What is asked: Everything in the listing should be restated word for word.
+ + + +
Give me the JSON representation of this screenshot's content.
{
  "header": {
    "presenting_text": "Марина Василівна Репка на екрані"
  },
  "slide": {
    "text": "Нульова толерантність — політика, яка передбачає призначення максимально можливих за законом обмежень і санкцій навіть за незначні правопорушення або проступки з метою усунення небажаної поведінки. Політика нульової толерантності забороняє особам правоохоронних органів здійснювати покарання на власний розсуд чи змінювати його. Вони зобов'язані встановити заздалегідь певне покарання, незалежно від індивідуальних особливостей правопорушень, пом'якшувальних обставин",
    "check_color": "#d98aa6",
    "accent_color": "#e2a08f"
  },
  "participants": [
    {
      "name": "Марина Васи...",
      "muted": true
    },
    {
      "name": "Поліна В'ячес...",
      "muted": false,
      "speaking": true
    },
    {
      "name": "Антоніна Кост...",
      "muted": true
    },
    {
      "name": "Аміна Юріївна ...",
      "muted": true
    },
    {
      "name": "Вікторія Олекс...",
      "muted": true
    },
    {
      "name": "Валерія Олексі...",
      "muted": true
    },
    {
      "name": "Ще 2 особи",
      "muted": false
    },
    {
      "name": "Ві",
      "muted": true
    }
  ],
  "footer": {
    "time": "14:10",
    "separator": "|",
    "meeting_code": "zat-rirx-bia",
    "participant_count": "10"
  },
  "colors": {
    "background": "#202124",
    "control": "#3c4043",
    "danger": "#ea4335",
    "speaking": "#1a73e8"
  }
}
+ + + +
Task answer:
Give me the JSON representation of this screenshot's content.
{
  "header": {
    "presenting_text": "Марина Василівна Репка на екрані"
  },
  "slide": {
    "text": "Нульова толерантність — політика, яка передбачає призначення максимально можливих за законом обмежень і санкцій навіть за незначні правопорушення або проступки з метою усунення небажаної поведінки. Політика нульової толерантності забороняє особам правоохоронних органів здійснювати покарання на власний розсуд чи змінювати його. Вони зобов'язані встановити заздалегідь певне покарання, незалежно від індивідуальних особливостей правопорушень, пом'якшувальних обставин",
    "check_color": "#d98aa6",
    "accent_color": "#e2a08f"
  },
  "participants": [
    {
      "name": "Марина Васи...",
      "muted": true
    },
    {
      "name": "Поліна В'ячес...",
      "muted": false,
      "speaking": true
    },
    {
      "name": "Антоніна Кост...",
      "muted": true
    },
    {
      "name": "Аміна Юріївна ...",
      "muted": true
    },
    {
      "name": "Вікторія Олекс...",
      "muted": true
    },
    {
      "name": "Валерія Олексі...",
      "muted": true
    },
    {
      "name": "Ще 2 особи",
      "muted": false
    },
    {
      "name": "Ві",
      "muted": true
    }
  ],
  "footer": {
    "time": "14:10",
    "separator": "|",
    "meeting_code": "zat-rirx-bia",
    "participant_count": "10"
  },
  "colors": {
    "background": "#202124",
    "control": "#3c4043",
    "danger": "#ea4335",
    "speaking": "#1a73e8"
  }
}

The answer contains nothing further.